## Aim
Reproduce all of the records exactly.

## Entries supplied

——

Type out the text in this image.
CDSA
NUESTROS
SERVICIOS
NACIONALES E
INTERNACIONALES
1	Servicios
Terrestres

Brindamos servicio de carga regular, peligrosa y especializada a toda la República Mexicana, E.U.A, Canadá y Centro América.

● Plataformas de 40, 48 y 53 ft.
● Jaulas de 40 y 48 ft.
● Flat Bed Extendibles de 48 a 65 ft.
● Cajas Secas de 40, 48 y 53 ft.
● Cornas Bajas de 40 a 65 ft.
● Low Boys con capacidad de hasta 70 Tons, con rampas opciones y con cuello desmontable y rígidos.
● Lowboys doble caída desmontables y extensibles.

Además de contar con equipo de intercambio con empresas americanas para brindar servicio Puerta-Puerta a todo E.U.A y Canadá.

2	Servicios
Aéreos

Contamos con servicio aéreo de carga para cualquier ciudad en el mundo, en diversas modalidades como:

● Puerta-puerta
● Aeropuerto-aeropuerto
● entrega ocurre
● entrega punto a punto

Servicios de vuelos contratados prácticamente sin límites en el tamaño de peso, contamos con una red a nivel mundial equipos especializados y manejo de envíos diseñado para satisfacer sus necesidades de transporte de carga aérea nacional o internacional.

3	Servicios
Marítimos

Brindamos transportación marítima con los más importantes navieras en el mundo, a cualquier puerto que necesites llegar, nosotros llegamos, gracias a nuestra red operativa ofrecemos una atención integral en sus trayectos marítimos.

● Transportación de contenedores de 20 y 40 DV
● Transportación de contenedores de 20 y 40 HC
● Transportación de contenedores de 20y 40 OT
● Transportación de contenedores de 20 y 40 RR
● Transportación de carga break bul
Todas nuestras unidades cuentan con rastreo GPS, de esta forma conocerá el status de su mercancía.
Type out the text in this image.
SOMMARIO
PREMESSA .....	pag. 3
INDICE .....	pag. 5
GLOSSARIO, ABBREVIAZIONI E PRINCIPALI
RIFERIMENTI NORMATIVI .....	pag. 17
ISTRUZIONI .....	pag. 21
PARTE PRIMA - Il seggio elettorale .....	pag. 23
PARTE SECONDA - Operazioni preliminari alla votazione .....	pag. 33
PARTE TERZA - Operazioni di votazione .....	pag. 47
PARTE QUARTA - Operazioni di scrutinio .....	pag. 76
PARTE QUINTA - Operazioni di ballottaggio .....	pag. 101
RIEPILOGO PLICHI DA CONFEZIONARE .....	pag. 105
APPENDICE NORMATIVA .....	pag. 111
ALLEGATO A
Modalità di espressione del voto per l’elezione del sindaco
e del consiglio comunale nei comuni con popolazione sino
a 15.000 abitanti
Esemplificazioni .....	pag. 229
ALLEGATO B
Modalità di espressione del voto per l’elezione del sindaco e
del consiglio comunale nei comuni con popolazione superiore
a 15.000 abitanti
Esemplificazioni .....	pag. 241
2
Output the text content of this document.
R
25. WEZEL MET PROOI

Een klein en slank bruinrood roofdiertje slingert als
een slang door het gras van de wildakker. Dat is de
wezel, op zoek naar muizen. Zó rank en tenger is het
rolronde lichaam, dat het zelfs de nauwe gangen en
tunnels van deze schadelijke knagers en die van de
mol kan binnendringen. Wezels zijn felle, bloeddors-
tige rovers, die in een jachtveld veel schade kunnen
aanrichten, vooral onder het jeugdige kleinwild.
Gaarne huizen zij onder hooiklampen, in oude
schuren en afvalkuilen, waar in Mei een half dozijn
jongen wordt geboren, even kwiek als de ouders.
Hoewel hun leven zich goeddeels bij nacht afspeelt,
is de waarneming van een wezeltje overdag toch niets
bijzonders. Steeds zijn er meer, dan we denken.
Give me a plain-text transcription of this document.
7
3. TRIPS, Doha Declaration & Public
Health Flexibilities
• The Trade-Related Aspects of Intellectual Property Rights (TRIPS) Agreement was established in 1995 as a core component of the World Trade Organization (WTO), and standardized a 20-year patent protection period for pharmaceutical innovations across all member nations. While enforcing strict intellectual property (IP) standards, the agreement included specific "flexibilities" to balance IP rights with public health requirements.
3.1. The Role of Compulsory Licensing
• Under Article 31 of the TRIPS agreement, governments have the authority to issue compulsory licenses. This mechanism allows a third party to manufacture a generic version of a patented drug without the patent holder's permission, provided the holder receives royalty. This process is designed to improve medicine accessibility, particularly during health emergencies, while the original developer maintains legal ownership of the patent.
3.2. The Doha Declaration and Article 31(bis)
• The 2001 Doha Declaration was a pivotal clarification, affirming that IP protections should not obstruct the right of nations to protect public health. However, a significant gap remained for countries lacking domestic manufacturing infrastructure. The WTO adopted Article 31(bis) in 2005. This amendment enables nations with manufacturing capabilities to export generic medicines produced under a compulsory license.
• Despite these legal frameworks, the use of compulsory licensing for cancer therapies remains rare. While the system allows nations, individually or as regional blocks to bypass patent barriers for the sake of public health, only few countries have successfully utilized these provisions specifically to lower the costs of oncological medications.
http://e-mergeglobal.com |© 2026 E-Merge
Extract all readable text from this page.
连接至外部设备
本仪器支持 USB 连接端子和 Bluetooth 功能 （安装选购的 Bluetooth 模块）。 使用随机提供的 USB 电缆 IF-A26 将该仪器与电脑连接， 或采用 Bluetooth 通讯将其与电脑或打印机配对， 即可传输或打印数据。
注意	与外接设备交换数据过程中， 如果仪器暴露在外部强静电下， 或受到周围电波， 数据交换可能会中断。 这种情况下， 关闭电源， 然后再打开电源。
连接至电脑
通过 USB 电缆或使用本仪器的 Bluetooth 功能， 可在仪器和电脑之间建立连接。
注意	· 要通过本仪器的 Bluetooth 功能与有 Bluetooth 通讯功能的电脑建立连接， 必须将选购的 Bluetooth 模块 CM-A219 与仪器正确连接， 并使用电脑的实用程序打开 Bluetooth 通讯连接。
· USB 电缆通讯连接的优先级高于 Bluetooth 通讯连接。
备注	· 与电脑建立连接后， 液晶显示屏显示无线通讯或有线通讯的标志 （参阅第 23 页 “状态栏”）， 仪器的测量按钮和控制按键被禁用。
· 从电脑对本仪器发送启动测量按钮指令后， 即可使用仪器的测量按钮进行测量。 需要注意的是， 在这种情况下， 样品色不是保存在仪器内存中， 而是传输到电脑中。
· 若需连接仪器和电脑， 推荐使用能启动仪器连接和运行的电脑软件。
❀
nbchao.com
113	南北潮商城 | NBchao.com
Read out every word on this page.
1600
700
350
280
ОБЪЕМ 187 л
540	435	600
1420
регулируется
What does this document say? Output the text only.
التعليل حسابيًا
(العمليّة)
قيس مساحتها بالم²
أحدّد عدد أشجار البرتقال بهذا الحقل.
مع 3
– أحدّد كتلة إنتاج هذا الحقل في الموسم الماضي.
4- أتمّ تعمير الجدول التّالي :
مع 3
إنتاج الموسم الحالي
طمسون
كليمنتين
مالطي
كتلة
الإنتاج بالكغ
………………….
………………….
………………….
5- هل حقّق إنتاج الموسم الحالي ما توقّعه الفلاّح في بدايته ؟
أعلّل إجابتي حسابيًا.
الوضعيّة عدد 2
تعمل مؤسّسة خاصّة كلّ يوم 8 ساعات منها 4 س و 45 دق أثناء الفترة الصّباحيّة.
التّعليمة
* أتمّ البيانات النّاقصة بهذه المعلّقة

——

## Answer to the exercise
Type out the text in this image.
CDSA
NUESTROS
SERVICIOS
NACIONALES E
INTERNACIONALES
1	Servicios
Terrestres

Brindamos servicio de carga regular, peligrosa y especializada a toda la República Mexicana, E.U.A, Canadá y Centro América.

● Plataformas de 40, 48 y 53 ft.
● Jaulas de 40 y 48 ft.
● Flat Bed Extendibles de 48 a 65 ft.
● Cajas Secas de 40, 48 y 53 ft.
● Cornas Bajas de 40 a 65 ft.
● Low Boys con capacidad de hasta 70 Tons, con rampas opciones y con cuello desmontable y rígidos.
● Lowboys doble caída desmontables y extensibles.

Además de contar con equipo de intercambio con empresas americanas para brindar servicio Puerta-Puerta a todo E.U.A y Canadá.

2	Servicios
Aéreos

Contamos con servicio aéreo de carga para cualquier ciudad en el mundo, en diversas modalidades como:

● Puerta-puerta
● Aeropuerto-aeropuerto
● entrega ocurre
● entrega punto a punto

Servicios de vuelos contratados prácticamente sin límites en el tamaño de peso, contamos con una red a nivel mundial equipos especializados y manejo de envíos diseñado para satisfacer sus necesidades de transporte de carga aérea nacional o internacional.

3	Servicios
Marítimos

Brindamos transportación marítima con los más importantes navieras en el mundo, a cualquier puerto que necesites llegar, nosotros llegamos, gracias a nuestra red operativa ofrecemos una atención integral en sus trayectos marítimos.

● Transportación de contenedores de 20 y 40 DV
● Transportación de contenedores de 20 y 40 HC
● Transportación de contenedores de 20y 40 OT
● Transportación de contenedores de 20 y 40 RR
● Transportación de carga break bul
Todas nuestras unidades cuentan con rastreo GPS, de esta forma conocerá el status de su mercancía.
Type out the text in this image.
SOMMARIO
PREMESSA .....	pag. 3
INDICE .....	pag. 5
GLOSSARIO, ABBREVIAZIONI E PRINCIPALI
RIFERIMENTI NORMATIVI .....	pag. 17
ISTRUZIONI .....	pag. 21
PARTE PRIMA - Il seggio elettorale .....	pag. 23
PARTE SECONDA - Operazioni preliminari alla votazione .....	pag. 33
PARTE TERZA - Operazioni di votazione .....	pag. 47
PARTE QUARTA - Operazioni di scrutinio .....	pag. 76
PARTE QUINTA - Operazioni di ballottaggio .....	pag. 101
RIEPILOGO PLICHI DA CONFEZIONARE .....	pag. 105
APPENDICE NORMATIVA .....	pag. 111
ALLEGATO A
Modalità di espressione del voto per l’elezione del sindaco
e del consiglio comunale nei comuni con popolazione sino
a 15.000 abitanti
Esemplificazioni .....	pag. 229
ALLEGATO B
Modalità di espressione del voto per l’elezione del sindaco e
del consiglio comunale nei comuni con popolazione superiore
a 15.000 abitanti
Esemplificazioni .....	pag. 241
2
Output the text content of this document.
R
25. WEZEL MET PROOI

Een klein en slank bruinrood roofdiertje slingert als
een slang door het gras van de wildakker. Dat is de
wezel, op zoek naar muizen. Zó rank en tenger is het
rolronde lichaam, dat het zelfs de nauwe gangen en
tunnels van deze schadelijke knagers en die van de
mol kan binnendringen. Wezels zijn felle, bloeddors-
tige rovers, die in een jachtveld veel schade kunnen
aanrichten, vooral onder het jeugdige kleinwild.
Gaarne huizen zij onder hooiklampen, in oude
schuren en afvalkuilen, waar in Mei een half dozijn
jongen wordt geboren, even kwiek als de ouders.
Hoewel hun leven zich goeddeels bij nacht afspeelt,
is de waarneming van een wezeltje overdag toch niets
bijzonders. Steeds zijn er meer, dan we denken.
Give me a plain-text transcription of this document.
7
3. TRIPS, Doha Declaration & Public
Health Flexibilities
• The Trade-Related Aspects of Intellectual Property Rights (TRIPS) Agreement was established in 1995 as a core component of the World Trade Organization (WTO), and standardized a 20-year patent protection period for pharmaceutical innovations across all member nations. While enforcing strict intellectual property (IP) standards, the agreement included specific "flexibilities" to balance IP rights with public health requirements.
3.1. The Role of Compulsory Licensing
• Under Article 31 of the TRIPS agreement, governments have the authority to issue compulsory licenses. This mechanism allows a third party to manufacture a generic version of a patented drug without the patent holder's permission, provided the holder receives royalty. This process is designed to improve medicine accessibility, particularly during health emergencies, while the original developer maintains legal ownership of the patent.
3.2. The Doha Declaration and Article 31(bis)
• The 2001 Doha Declaration was a pivotal clarification, affirming that IP protections should not obstruct the right of nations to protect public health. However, a significant gap remained for countries lacking domestic manufacturing infrastructure. The WTO adopted Article 31(bis) in 2005. This amendment enables nations with manufacturing capabilities to export generic medicines produced under a compulsory license.
• Despite these legal frameworks, the use of compulsory licensing for cancer therapies remains rare. While the system allows nations, individually or as regional blocks to bypass patent barriers for the sake of public health, only few countries have successfully utilized these provisions specifically to lower the costs of oncological medications.
http://e-mergeglobal.com |© 2026 E-Merge
Extract all readable text from this page.
连接至外部设备
本仪器支持 USB 连接端子和 Bluetooth 功能 （安装选购的 Bluetooth 模块）。 使用随机提供的 USB 电缆 IF-A26 将该仪器与电脑连接， 或采用 Bluetooth 通讯将其与电脑或打印机配对， 即可传输或打印数据。
注意	与外接设备交换数据过程中， 如果仪器暴露在外部强静电下， 或受到周围电波， 数据交换可能会中断。 这种情况下， 关闭电源， 然后再打开电源。
连接至电脑
通过 USB 电缆或使用本仪器的 Bluetooth 功能， 可在仪器和电脑之间建立连接。
注意	· 要通过本仪器的 Bluetooth 功能与有 Bluetooth 通讯功能的电脑建立连接， 必须将选购的 Bluetooth 模块 CM-A219 与仪器正确连接， 并使用电脑的实用程序打开 Bluetooth 通讯连接。
· USB 电缆通讯连接的优先级高于 Bluetooth 通讯连接。
备注	· 与电脑建立连接后， 液晶显示屏显示无线通讯或有线通讯的标志 （参阅第 23 页 “状态栏”）， 仪器的测量按钮和控制按键被禁用。
· 从电脑对本仪器发送启动测量按钮指令后， 即可使用仪器的测量按钮进行测量。 需要注意的是， 在这种情况下， 样品色不是保存在仪器内存中， 而是传输到电脑中。
· 若需连接仪器和电脑， 推荐使用能启动仪器连接和运行的电脑软件。
❀
nbchao.com
113	南北潮商城 | NBchao.com
Read out every word on this page.
1600
700
350
280
ОБЪЕМ 187 л
540	435	600
1420
регулируется
What does this document say? Output the text only.
التعليل حسابيًا
(العمليّة)
قيس مساحتها بالم²
أحدّد عدد أشجار البرتقال بهذا الحقل.
مع 3
– أحدّد كتلة إنتاج هذا الحقل في الموسم الماضي.
4- أتمّ تعمير الجدول التّالي :
مع 3
إنتاج الموسم الحالي
طمسون
كليمنتين
مالطي
كتلة
الإنتاج بالكغ
………………….
………………….
………………….
5- هل حقّق إنتاج الموسم الحالي ما توقّعه الفلاّح في بدايته ؟
أعلّل إجابتي حسابيًا.
الوضعيّة عدد 2
تعمل مؤسّسة خاصّة كلّ يوم 8 ساعات منها 4 س و 45 دق أثناء الفترة الصّباحيّة.
التّعليمة
* أتمّ البيانات النّاقصة بهذه المعلّقة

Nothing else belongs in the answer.